-- START OF EXERCISE DATA --

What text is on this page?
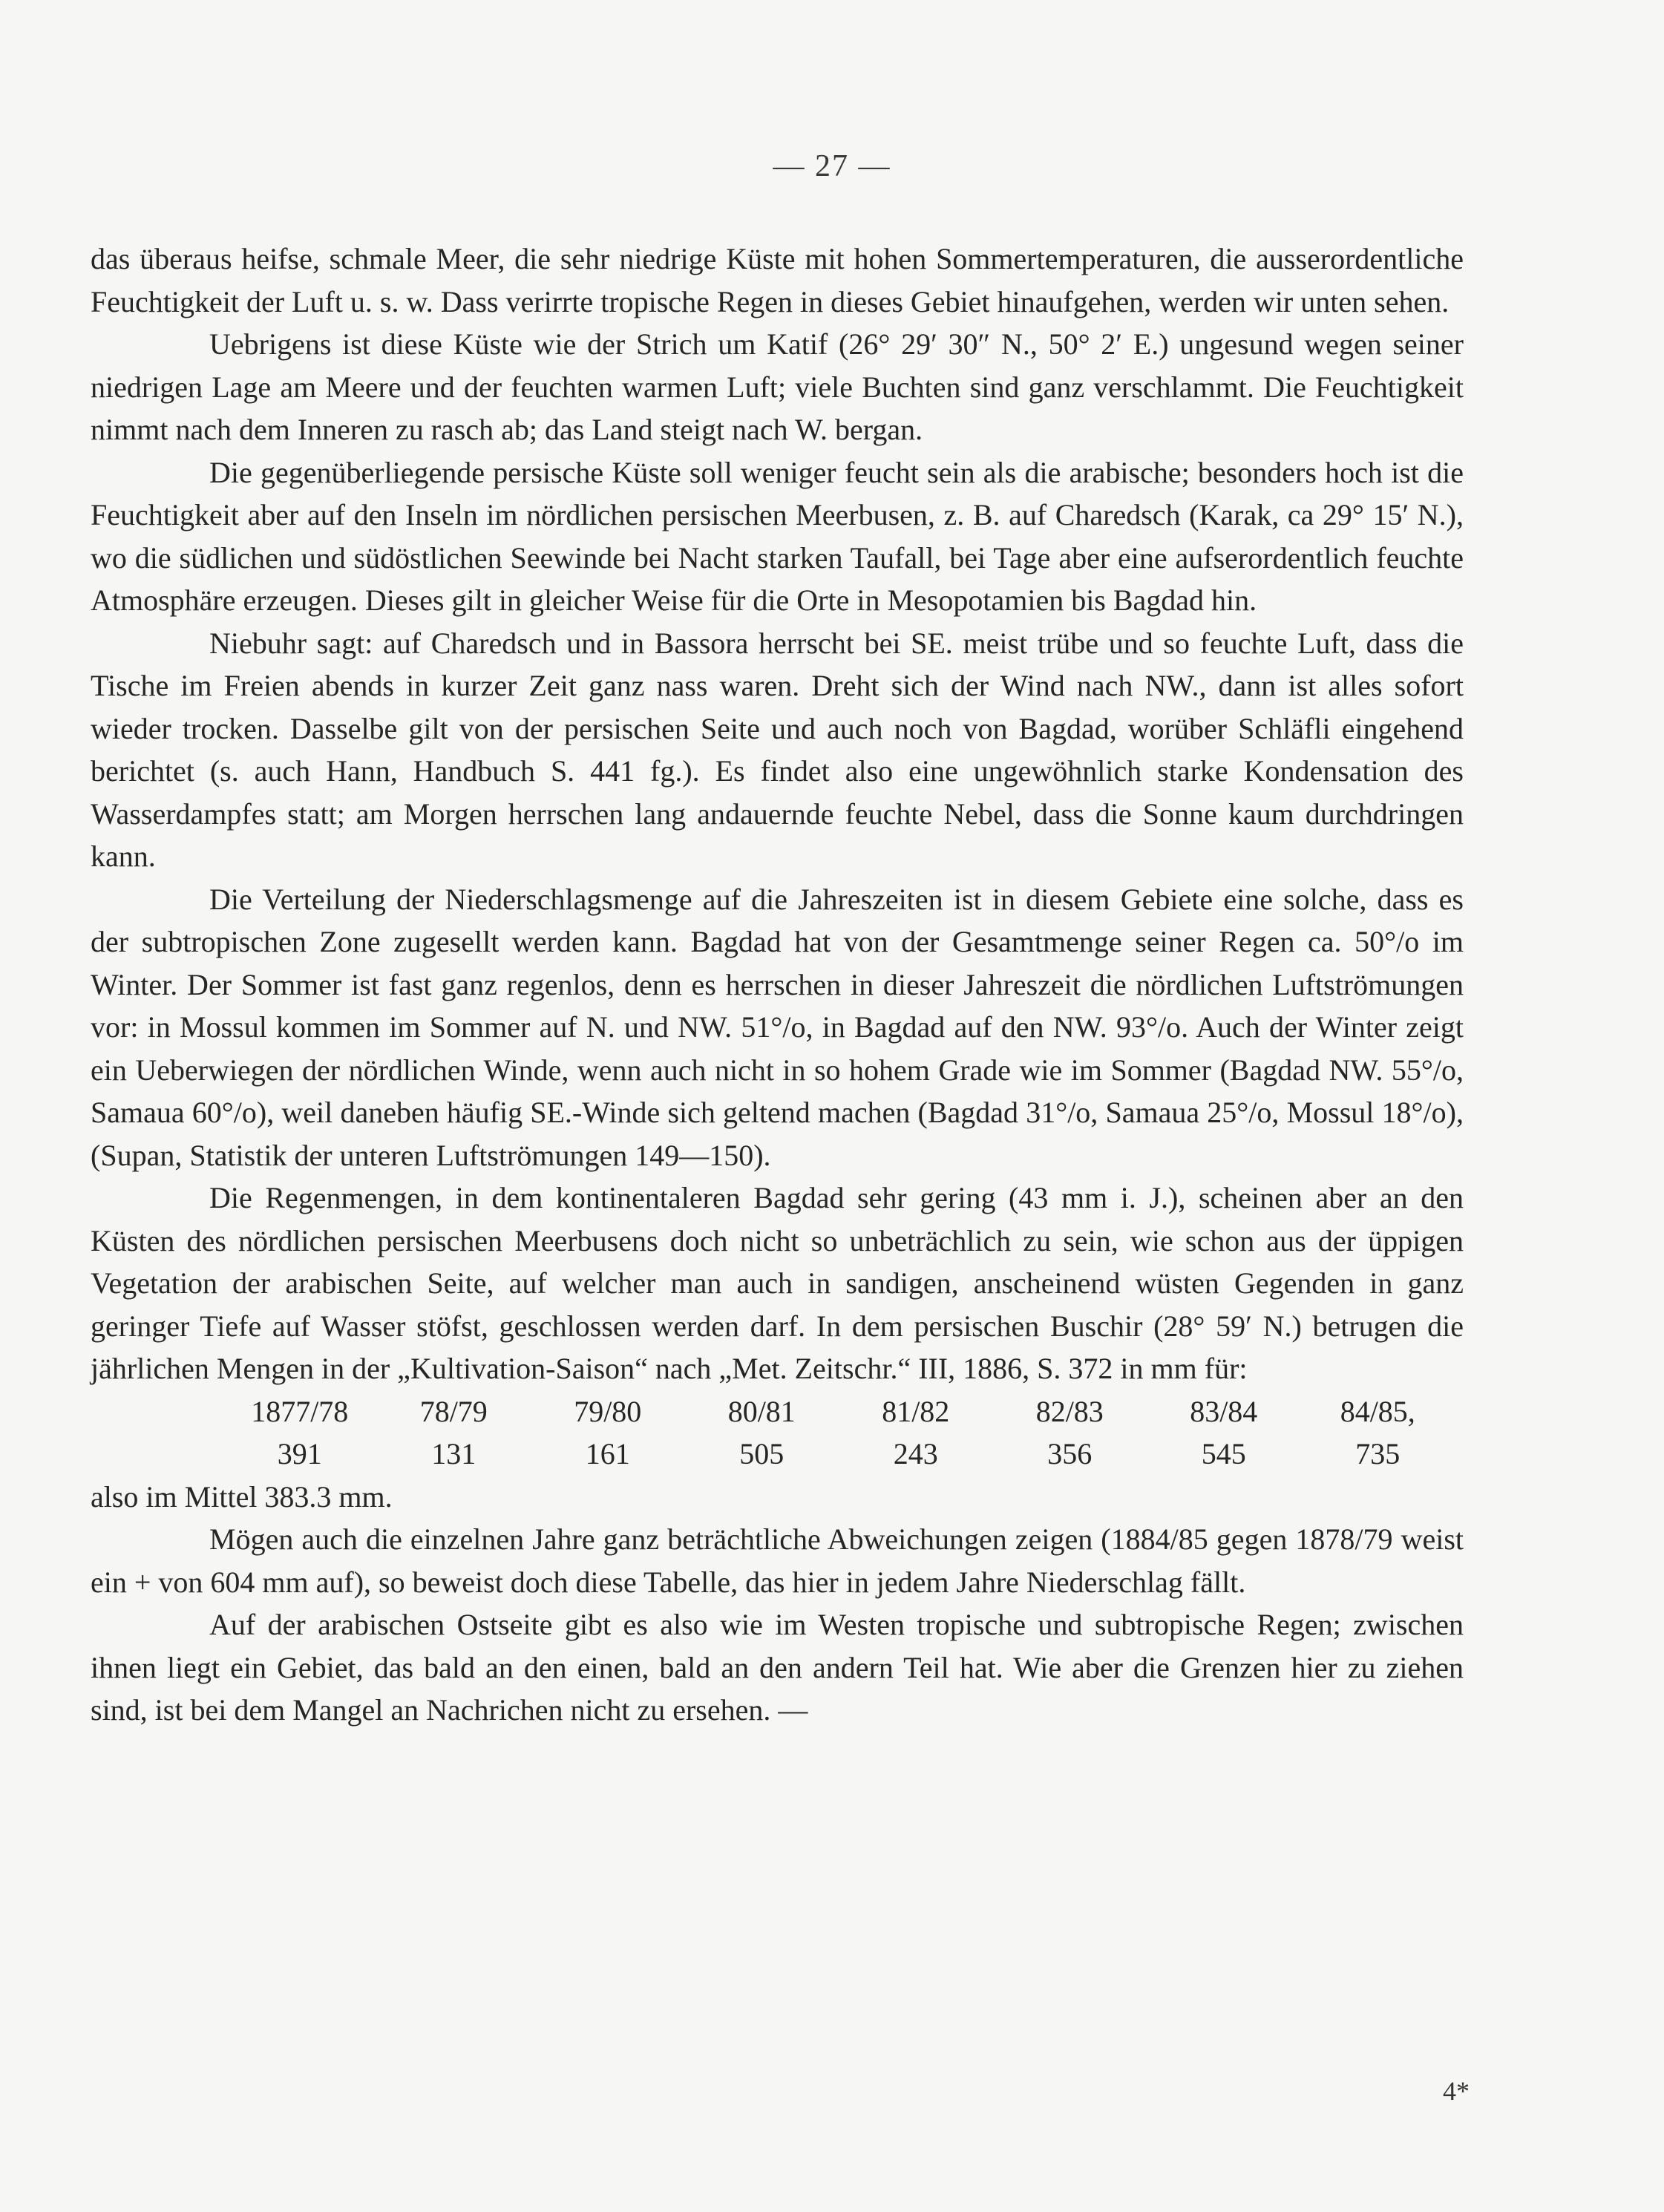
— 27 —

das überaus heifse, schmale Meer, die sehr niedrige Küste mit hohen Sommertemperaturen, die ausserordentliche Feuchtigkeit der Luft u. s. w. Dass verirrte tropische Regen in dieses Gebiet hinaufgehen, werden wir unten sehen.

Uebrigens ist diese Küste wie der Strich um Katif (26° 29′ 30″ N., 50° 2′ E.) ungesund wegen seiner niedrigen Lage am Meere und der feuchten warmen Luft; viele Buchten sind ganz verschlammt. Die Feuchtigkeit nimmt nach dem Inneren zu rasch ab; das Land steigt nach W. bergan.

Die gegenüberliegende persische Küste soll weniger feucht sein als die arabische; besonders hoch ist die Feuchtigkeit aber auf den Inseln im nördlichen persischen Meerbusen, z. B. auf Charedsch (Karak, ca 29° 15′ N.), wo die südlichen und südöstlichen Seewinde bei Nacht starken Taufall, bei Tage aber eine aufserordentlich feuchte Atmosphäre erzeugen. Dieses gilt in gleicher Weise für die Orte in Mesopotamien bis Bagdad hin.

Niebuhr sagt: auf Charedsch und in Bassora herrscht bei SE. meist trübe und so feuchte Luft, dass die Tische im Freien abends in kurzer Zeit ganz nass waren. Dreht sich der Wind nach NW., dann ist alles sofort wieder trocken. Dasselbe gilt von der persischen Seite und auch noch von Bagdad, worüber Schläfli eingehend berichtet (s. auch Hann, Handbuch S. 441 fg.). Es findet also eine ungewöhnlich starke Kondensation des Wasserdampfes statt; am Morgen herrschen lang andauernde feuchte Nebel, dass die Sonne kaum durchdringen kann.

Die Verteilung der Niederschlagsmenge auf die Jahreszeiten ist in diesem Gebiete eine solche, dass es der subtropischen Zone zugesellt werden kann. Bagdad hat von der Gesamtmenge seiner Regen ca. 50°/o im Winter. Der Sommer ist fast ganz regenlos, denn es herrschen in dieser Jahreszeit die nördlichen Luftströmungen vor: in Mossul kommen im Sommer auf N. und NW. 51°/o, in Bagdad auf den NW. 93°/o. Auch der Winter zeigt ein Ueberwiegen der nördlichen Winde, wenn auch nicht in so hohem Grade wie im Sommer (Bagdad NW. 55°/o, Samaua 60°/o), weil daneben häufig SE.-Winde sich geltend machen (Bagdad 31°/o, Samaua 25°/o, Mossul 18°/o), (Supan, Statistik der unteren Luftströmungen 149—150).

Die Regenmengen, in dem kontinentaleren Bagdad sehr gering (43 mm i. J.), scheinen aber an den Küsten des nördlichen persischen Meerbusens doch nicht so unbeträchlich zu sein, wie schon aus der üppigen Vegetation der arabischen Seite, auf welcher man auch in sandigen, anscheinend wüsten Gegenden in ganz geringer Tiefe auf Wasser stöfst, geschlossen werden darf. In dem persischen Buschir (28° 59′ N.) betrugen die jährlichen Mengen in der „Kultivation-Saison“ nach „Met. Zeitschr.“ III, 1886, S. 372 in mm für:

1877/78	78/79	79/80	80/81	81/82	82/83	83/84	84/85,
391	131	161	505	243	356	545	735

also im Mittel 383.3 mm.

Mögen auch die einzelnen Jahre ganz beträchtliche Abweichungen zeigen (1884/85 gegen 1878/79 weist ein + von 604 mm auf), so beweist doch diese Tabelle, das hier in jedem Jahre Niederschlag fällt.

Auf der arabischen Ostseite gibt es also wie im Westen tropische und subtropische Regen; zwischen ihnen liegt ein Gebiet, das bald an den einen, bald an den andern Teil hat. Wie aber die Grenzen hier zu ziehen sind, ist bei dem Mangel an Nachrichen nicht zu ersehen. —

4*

-- END OF EXERCISE DATA --
-- START OF EXERCISE DATA --

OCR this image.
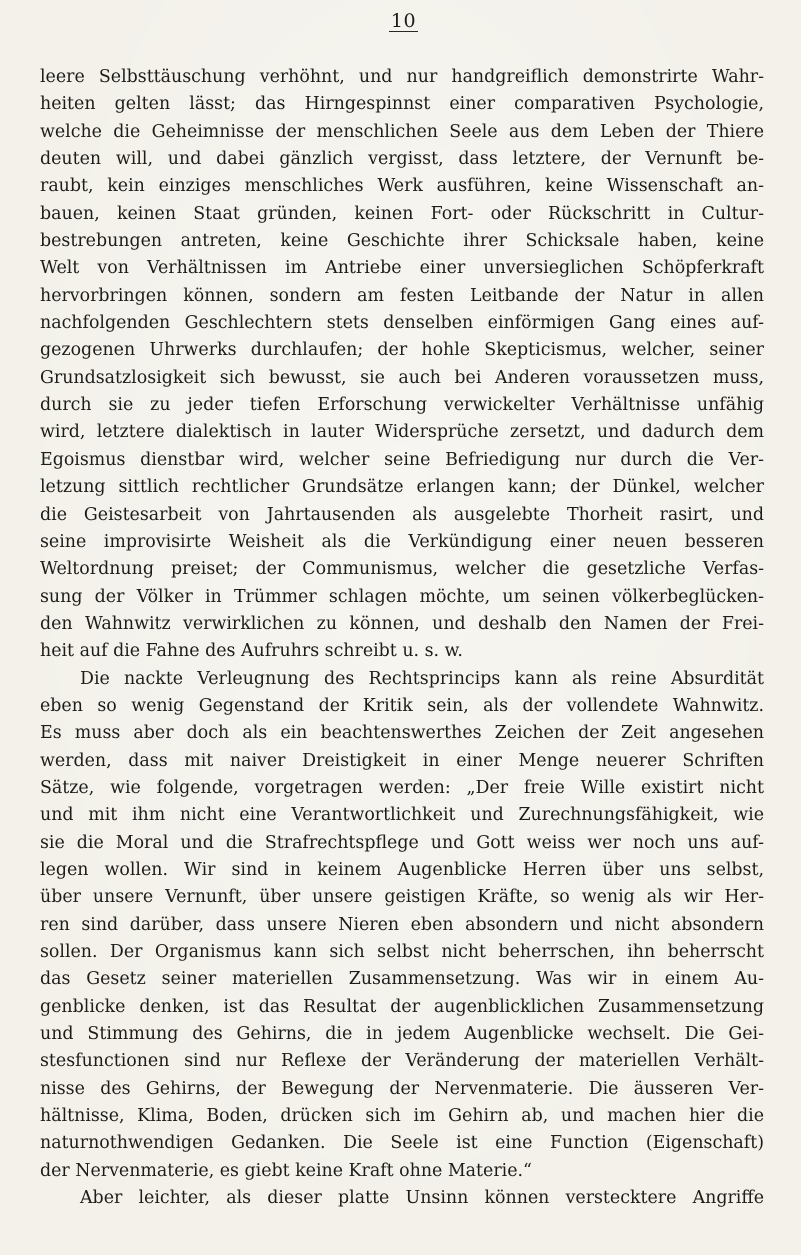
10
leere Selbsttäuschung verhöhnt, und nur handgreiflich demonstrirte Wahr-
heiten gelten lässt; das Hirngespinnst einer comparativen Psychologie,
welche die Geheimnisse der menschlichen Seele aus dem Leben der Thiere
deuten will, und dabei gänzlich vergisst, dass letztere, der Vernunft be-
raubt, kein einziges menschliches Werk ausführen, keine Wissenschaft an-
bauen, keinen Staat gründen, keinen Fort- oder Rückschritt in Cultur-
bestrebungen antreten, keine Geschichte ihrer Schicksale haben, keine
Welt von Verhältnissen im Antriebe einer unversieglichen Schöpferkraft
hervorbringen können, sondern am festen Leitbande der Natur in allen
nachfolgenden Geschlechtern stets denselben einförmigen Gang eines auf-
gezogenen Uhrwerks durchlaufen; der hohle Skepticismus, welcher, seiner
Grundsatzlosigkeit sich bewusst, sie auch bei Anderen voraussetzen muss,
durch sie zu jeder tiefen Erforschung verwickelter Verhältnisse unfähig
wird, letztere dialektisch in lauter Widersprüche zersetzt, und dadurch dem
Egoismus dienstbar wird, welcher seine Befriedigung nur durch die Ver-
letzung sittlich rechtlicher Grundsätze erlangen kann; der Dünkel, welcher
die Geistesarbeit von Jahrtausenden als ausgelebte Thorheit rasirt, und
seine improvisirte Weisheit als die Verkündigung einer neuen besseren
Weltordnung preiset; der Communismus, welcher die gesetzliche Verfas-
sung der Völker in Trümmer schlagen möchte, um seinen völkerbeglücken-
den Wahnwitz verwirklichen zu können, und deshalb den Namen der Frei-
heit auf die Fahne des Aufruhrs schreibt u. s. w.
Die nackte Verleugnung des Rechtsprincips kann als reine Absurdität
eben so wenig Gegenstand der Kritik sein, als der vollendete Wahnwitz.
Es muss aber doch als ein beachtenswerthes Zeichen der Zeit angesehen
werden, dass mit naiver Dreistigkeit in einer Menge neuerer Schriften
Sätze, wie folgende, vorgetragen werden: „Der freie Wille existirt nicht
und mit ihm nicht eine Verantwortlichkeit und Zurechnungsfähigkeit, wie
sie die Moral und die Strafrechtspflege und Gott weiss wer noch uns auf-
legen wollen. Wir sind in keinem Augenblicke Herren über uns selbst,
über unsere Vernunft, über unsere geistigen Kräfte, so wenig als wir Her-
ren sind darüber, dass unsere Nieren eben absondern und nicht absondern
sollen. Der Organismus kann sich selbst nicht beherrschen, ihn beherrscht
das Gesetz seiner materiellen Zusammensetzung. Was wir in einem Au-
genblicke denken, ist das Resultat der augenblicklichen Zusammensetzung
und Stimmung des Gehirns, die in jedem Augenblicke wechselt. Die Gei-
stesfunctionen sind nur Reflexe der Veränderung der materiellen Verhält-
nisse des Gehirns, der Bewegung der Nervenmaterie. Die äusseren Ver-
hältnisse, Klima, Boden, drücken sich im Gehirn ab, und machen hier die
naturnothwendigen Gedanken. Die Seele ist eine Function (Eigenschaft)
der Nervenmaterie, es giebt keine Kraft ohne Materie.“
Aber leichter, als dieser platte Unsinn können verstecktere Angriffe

-- END OF EXERCISE DATA --
-- START OF EXERCISE DATA --

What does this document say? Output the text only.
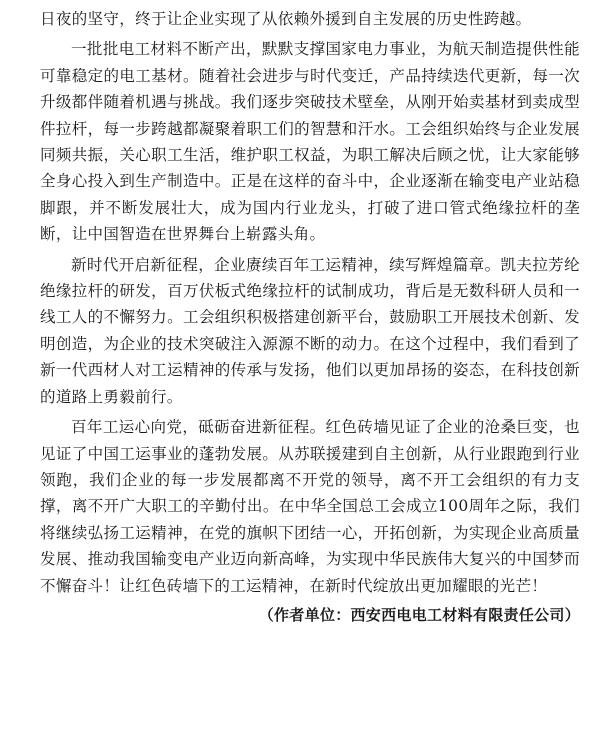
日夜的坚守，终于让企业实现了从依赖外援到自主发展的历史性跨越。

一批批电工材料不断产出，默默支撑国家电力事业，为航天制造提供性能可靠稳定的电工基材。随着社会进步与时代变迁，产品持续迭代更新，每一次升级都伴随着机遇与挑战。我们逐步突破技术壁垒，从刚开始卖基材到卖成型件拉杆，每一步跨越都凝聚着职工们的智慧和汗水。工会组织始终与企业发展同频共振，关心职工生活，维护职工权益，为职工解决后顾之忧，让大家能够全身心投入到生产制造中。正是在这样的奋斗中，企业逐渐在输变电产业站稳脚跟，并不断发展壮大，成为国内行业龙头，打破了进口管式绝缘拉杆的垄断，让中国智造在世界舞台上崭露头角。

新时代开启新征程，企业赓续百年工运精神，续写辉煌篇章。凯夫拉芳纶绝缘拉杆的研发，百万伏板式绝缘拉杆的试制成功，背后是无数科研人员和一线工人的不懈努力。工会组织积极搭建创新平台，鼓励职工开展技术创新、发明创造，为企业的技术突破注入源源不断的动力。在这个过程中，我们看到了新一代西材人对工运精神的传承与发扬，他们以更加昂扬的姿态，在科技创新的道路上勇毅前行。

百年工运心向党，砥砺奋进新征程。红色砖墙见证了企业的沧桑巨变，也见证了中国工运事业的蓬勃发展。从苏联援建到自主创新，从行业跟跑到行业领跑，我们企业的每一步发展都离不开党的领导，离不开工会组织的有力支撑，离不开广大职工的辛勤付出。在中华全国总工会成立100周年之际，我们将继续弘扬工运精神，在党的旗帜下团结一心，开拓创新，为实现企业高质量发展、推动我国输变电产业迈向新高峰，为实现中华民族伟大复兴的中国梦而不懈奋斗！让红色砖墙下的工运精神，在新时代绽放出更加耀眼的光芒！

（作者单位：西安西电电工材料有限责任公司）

-- END OF EXERCISE DATA --

Identify the lines in the entries that hold "materiellen" and return each one.

• _THE SOLUTION_:
das Gesetz seiner materiellen Zusammensetzung. Was wir in einem Au-
stesfunctionen sind nur Reflexe der Veränderung der materiellen Verhält-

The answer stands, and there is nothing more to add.